───── Exercise data ─────

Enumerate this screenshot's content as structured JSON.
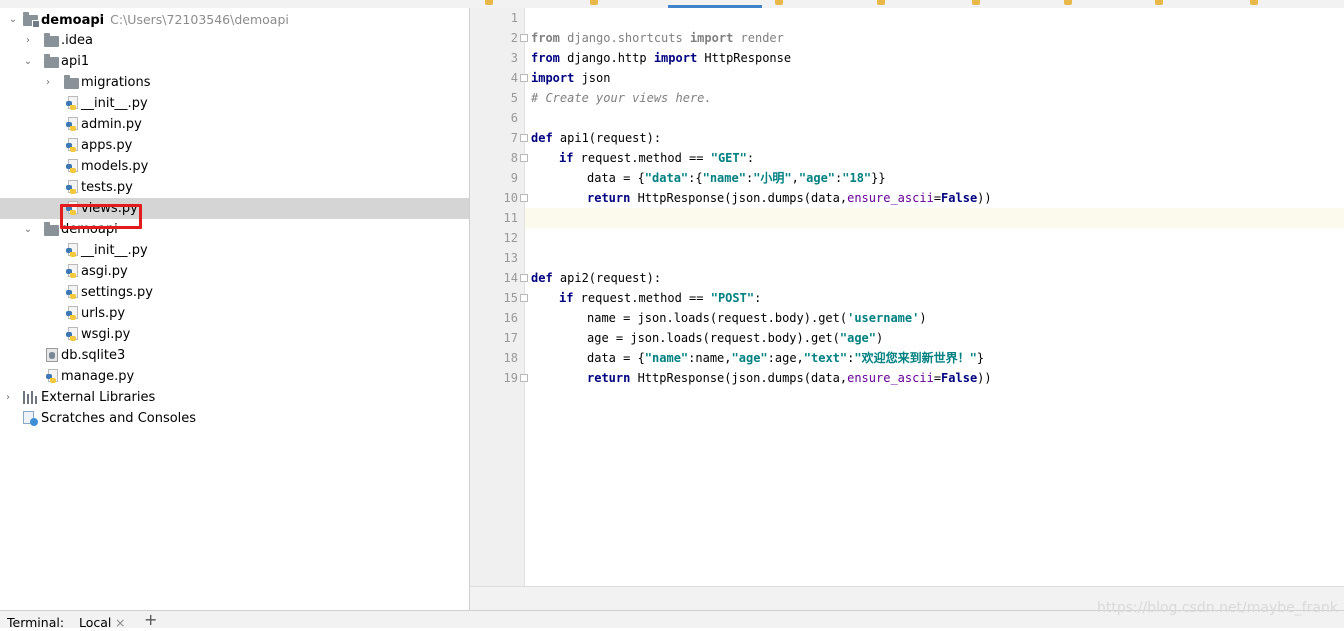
{
  "project_tree": {
    "root_name": "demoapi",
    "root_path": "C:\\Users\\72103546\\demoapi",
    "items": [
      {
        "label": ".idea"
      },
      {
        "label": "api1"
      },
      {
        "label": "migrations"
      },
      {
        "label": "__init__.py"
      },
      {
        "label": "admin.py"
      },
      {
        "label": "apps.py"
      },
      {
        "label": "models.py"
      },
      {
        "label": "tests.py"
      },
      {
        "label": "views.py"
      },
      {
        "label": "demoapi"
      },
      {
        "label": "__init__.py"
      },
      {
        "label": "asgi.py"
      },
      {
        "label": "settings.py"
      },
      {
        "label": "urls.py"
      },
      {
        "label": "wsgi.py"
      },
      {
        "label": "db.sqlite3"
      },
      {
        "label": "manage.py"
      },
      {
        "label": "External Libraries"
      },
      {
        "label": "Scratches and Consoles"
      }
    ]
  },
  "editor": {
    "line_numbers": [
      "1",
      "2",
      "3",
      "4",
      "5",
      "6",
      "7",
      "8",
      "9",
      "10",
      "11",
      "12",
      "13",
      "14",
      "15",
      "16",
      "17",
      "18",
      "19"
    ],
    "tokens": {
      "l2": [
        "from",
        " django.shortcuts ",
        "import",
        " render"
      ],
      "l3": [
        "from",
        " django.http ",
        "import",
        " HttpResponse"
      ],
      "l4": [
        "import",
        " json"
      ],
      "l5": [
        "# Create your views here."
      ],
      "l7": [
        "def",
        " api1(",
        "request",
        "):"
      ],
      "l8": [
        "if",
        " request.method == ",
        "\"GET\"",
        ":"
      ],
      "l9": [
        "data = {",
        "\"data\"",
        ":{",
        "\"name\"",
        ":",
        "\"小明\"",
        ",",
        "\"age\"",
        ":",
        "\"18\"",
        "}}"
      ],
      "l10": [
        "return",
        " HttpResponse(json.dumps(data,",
        "ensure_ascii",
        "=",
        "False",
        "))"
      ],
      "l14": [
        "def",
        " api2(",
        "request",
        "):"
      ],
      "l15": [
        "if",
        " request.method == ",
        "\"POST\"",
        ":"
      ],
      "l16": [
        "name = json.loads(request.body).get(",
        "'username'",
        ")"
      ],
      "l17": [
        "age = json.loads(request.body).get(",
        "\"age\"",
        ")"
      ],
      "l18": [
        "data = {",
        "\"name\"",
        ":name,",
        "\"age\"",
        ":age,",
        "\"text\"",
        ":",
        "\"欢迎您来到新世界！\"",
        "}"
      ],
      "l19": [
        "return",
        " HttpResponse(json.dumps(data,",
        "ensure_ascii",
        "=",
        "False",
        "))"
      ]
    }
  },
  "terminal": {
    "title": "Terminal:",
    "tab": "Local",
    "close": "×",
    "add": "+"
  },
  "watermark": "https://blog.csdn.net/maybe_frank",
  "colors": {
    "keyword": "#000080",
    "string": "#008080",
    "comment": "#808080",
    "selection": "#d5d5d5",
    "highlight_box": "#e21c1c",
    "current_line": "#fcfaed"
  }
}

─────

● Required task: Please set down each line of the data above exactly as written, without the pictures.

● Response:
Enumerate this screenshot's content as structured JSON.
{
  "project_tree": {
    "root_name": "demoapi",
    "root_path": "C:\\Users\\72103546\\demoapi",
    "items": [
      {
        "label": ".idea"
      },
      {
        "label": "api1"
      },
      {
        "label": "migrations"
      },
      {
        "label": "__init__.py"
      },
      {
        "label": "admin.py"
      },
      {
        "label": "apps.py"
      },
      {
        "label": "models.py"
      },
      {
        "label": "tests.py"
      },
      {
        "label": "views.py"
      },
      {
        "label": "demoapi"
      },
      {
        "label": "__init__.py"
      },
      {
        "label": "asgi.py"
      },
      {
        "label": "settings.py"
      },
      {
        "label": "urls.py"
      },
      {
        "label": "wsgi.py"
      },
      {
        "label": "db.sqlite3"
      },
      {
        "label": "manage.py"
      },
      {
        "label": "External Libraries"
      },
      {
        "label": "Scratches and Consoles"
      }
    ]
  },
  "editor": {
    "line_numbers": [
      "1",
      "2",
      "3",
      "4",
      "5",
      "6",
      "7",
      "8",
      "9",
      "10",
      "11",
      "12",
      "13",
      "14",
      "15",
      "16",
      "17",
      "18",
      "19"
    ],
    "tokens": {
      "l2": [
        "from",
        " django.shortcuts ",
        "import",
        " render"
      ],
      "l3": [
        "from",
        " django.http ",
        "import",
        " HttpResponse"
      ],
      "l4": [
        "import",
        " json"
      ],
      "l5": [
        "# Create your views here."
      ],
      "l7": [
        "def",
        " api1(",
        "request",
        "):"
      ],
      "l8": [
        "if",
        " request.method == ",
        "\"GET\"",
        ":"
      ],
      "l9": [
        "data = {",
        "\"data\"",
        ":{",
        "\"name\"",
        ":",
        "\"小明\"",
        ",",
        "\"age\"",
        ":",
        "\"18\"",
        "}}"
      ],
      "l10": [
        "return",
        " HttpResponse(json.dumps(data,",
        "ensure_ascii",
        "=",
        "False",
        "))"
      ],
      "l14": [
        "def",
        " api2(",
        "request",
        "):"
      ],
      "l15": [
        "if",
        " request.method == ",
        "\"POST\"",
        ":"
      ],
      "l16": [
        "name = json.loads(request.body).get(",
        "'username'",
        ")"
      ],
      "l17": [
        "age = json.loads(request.body).get(",
        "\"age\"",
        ")"
      ],
      "l18": [
        "data = {",
        "\"name\"",
        ":name,",
        "\"age\"",
        ":age,",
        "\"text\"",
        ":",
        "\"欢迎您来到新世界！\"",
        "}"
      ],
      "l19": [
        "return",
        " HttpResponse(json.dumps(data,",
        "ensure_ascii",
        "=",
        "False",
        "))"
      ]
    }
  },
  "terminal": {
    "title": "Terminal:",
    "tab": "Local",
    "close": "×",
    "add": "+"
  },
  "watermark": "https://blog.csdn.net/maybe_frank",
  "colors": {
    "keyword": "#000080",
    "string": "#008080",
    "comment": "#808080",
    "selection": "#d5d5d5",
    "highlight_box": "#e21c1c",
    "current_line": "#fcfaed"
  }
}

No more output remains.